Give the count of lines in the data that include the string "качестве", with no added remarks.

(Stored data entries)
__________
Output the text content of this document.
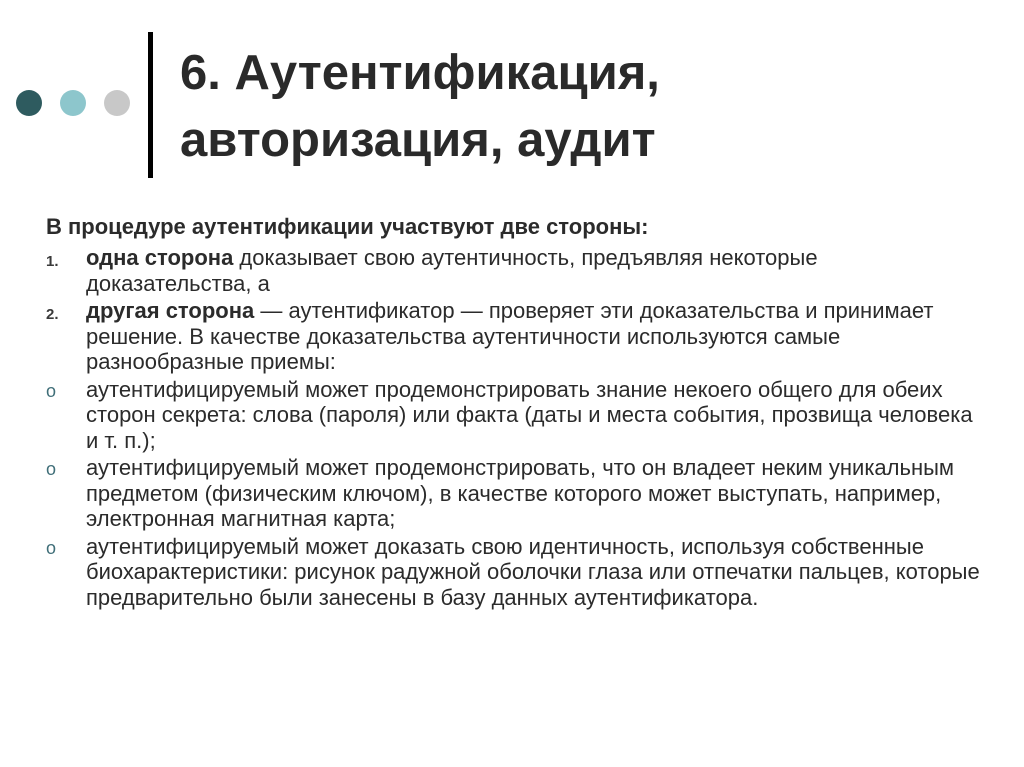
6. Аутентификация,
авторизация, аудит

В процедуре аутентификации участвуют две стороны:

1. одна сторона доказывает свою аутентичность, предъявляя некоторые доказательства, а
2. другая сторона — аутентификатор — проверяет эти доказательства и принимает решение. В качестве доказательства аутентичности используются самые разнообразные приемы:
o аутентифицируемый может продемонстрировать знание некоего общего для обеих сторон секрета: слова (пароля) или факта (даты и места события, прозвища человека и т. п.);
o аутентифицируемый может продемонстрировать, что он владеет неким уникальным предметом (физическим ключом), в качестве которого может выступать, например, электронная магнитная карта;
o аутентифицируемый может доказать свою идентичность, используя собственные биохарактеристики: рисунок радужной оболочки глаза или отпечатки пальцев, которые предварительно были занесены в базу данных аутентификатора.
__________
## The completed task
2